— Begin RECORDS TO PROCESS —

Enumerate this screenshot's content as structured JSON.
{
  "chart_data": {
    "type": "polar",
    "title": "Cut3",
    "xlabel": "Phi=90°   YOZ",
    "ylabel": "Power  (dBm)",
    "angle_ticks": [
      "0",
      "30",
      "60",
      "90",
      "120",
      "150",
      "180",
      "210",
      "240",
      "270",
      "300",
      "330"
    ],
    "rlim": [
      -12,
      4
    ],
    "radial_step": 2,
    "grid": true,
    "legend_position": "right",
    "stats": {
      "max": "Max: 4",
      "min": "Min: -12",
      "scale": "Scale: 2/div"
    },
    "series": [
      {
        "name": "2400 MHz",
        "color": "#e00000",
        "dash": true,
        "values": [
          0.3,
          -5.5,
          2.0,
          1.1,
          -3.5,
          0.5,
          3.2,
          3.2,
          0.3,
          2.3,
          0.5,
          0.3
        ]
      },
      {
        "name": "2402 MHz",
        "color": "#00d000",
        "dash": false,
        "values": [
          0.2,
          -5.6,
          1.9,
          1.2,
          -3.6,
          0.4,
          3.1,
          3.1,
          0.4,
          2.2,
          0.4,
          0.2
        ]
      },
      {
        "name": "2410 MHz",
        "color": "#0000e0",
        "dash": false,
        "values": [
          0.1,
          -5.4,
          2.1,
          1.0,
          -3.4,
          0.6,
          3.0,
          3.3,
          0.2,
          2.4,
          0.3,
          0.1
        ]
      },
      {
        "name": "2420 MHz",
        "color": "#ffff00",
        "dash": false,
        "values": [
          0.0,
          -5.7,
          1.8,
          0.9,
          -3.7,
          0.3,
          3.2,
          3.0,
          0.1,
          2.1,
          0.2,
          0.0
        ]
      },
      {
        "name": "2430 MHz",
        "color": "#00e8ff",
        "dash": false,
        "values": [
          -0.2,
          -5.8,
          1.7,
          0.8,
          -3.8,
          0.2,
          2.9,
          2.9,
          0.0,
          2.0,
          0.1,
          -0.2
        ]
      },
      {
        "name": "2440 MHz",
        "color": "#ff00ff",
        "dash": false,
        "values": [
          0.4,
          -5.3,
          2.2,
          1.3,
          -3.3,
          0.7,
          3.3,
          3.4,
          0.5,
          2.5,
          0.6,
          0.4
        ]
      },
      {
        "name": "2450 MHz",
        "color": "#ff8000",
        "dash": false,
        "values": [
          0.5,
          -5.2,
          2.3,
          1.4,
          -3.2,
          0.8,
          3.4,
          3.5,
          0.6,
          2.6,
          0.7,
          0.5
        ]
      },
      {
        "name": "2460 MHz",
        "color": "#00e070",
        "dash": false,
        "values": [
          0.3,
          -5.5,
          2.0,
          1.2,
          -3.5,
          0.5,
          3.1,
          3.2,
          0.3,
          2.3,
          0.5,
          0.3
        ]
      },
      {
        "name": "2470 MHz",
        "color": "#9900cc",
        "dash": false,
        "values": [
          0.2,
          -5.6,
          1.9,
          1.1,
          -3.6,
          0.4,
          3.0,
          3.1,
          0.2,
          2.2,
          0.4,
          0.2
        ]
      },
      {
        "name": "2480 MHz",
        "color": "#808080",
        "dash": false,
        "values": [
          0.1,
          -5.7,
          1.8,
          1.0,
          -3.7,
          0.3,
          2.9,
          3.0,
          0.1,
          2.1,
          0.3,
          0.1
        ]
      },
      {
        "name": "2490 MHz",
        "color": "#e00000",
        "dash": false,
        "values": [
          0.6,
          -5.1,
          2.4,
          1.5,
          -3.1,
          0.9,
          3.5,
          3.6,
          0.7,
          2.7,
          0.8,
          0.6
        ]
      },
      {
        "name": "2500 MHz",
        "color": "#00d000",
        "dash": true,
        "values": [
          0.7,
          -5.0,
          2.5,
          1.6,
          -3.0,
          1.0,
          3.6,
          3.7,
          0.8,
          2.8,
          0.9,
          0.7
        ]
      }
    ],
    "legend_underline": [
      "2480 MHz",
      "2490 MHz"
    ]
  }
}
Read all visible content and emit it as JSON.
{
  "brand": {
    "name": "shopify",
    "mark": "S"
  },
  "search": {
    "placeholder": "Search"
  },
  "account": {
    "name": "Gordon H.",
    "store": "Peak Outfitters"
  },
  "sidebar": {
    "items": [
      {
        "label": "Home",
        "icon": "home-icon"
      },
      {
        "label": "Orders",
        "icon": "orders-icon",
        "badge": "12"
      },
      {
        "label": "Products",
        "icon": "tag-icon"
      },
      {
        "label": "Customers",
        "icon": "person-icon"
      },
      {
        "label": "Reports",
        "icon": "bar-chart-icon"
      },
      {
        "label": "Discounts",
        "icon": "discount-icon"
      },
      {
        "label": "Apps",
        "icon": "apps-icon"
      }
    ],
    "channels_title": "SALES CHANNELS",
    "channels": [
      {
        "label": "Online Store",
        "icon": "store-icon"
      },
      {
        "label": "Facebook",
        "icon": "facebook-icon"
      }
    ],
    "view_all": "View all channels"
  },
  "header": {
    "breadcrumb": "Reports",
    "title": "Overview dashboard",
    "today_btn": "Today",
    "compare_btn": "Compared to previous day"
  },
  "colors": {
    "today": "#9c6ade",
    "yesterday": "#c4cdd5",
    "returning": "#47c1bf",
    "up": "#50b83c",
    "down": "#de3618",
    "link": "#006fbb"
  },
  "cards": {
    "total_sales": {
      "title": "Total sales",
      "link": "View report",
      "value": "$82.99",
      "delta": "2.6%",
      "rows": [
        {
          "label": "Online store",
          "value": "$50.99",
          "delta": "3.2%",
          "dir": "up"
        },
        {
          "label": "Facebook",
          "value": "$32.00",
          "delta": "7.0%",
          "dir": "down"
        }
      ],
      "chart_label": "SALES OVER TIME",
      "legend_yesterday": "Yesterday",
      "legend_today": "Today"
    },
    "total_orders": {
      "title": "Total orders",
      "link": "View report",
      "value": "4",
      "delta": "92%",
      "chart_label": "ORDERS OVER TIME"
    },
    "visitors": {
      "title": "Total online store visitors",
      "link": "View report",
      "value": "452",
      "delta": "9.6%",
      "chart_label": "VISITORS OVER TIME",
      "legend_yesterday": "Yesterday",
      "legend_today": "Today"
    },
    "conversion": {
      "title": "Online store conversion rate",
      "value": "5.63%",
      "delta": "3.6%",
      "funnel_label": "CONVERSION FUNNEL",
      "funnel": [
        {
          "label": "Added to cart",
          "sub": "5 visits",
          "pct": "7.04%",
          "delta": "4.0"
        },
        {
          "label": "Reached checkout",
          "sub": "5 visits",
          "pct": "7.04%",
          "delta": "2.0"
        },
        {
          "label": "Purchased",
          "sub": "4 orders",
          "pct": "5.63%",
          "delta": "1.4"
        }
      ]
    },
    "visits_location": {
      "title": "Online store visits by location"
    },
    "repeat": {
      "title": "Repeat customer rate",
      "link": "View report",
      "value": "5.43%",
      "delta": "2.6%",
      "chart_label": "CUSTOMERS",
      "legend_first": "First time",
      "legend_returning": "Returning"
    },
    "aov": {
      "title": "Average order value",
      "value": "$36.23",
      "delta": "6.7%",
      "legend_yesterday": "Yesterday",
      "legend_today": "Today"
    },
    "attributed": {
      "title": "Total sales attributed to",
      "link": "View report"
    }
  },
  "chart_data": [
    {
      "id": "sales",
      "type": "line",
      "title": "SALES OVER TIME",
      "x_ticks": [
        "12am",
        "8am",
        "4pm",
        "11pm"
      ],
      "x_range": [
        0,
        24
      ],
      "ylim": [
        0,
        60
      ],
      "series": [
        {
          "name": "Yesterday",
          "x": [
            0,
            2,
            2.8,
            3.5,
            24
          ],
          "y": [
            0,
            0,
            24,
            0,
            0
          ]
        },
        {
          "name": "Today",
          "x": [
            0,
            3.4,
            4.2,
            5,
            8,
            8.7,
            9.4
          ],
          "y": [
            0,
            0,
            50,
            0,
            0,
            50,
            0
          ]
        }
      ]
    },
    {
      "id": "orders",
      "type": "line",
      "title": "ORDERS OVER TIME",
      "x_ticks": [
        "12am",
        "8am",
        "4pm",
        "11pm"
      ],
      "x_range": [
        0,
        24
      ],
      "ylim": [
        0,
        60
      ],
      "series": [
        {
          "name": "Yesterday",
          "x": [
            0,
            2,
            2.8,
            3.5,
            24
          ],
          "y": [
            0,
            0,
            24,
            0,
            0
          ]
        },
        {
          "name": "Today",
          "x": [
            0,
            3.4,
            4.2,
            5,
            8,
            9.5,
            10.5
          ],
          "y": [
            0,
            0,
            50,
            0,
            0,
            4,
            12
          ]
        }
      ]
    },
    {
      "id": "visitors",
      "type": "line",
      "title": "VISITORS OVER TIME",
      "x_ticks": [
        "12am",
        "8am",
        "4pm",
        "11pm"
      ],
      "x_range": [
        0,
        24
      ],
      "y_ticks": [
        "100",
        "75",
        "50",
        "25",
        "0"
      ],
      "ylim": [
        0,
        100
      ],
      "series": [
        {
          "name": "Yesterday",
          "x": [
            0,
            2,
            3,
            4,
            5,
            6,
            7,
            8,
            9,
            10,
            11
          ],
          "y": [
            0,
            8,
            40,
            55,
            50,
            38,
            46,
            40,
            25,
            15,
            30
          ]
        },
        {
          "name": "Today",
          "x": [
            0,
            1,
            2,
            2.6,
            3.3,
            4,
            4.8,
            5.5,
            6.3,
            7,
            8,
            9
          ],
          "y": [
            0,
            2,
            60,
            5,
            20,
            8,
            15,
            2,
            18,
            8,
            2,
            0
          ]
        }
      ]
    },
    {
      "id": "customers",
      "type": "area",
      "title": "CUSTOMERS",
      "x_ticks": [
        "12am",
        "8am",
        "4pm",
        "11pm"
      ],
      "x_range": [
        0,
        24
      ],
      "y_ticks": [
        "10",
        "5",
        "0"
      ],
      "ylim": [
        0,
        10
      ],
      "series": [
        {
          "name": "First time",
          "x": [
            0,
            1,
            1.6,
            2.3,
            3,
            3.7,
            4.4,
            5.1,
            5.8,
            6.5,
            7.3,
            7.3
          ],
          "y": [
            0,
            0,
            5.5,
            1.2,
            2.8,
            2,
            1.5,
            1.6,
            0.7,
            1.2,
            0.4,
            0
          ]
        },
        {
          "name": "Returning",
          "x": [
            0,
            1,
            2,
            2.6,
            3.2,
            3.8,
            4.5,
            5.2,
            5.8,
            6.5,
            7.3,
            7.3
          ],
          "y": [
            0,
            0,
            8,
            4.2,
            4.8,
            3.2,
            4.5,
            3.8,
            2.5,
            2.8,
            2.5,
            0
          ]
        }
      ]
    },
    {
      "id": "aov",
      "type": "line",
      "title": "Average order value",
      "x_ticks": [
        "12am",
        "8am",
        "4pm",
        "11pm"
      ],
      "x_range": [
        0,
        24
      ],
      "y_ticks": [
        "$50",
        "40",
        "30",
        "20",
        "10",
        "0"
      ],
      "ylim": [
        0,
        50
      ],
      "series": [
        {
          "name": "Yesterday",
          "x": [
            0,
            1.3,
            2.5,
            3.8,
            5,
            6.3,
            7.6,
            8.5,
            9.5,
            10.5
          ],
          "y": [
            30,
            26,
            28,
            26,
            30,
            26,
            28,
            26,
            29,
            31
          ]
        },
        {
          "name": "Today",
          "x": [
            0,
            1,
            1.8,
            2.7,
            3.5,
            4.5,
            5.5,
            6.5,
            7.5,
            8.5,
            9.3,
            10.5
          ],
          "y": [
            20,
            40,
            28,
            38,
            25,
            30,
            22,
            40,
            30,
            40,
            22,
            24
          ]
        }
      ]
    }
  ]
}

— End RECORDS TO PROCESS —

WHAT YOU WILL DO: Identify the lines of the data that contain the word "attributed". Copy each of them.

RESULT OF THIS EXERCISE:
    "attributed": {
      "title": "Total sales attributed to",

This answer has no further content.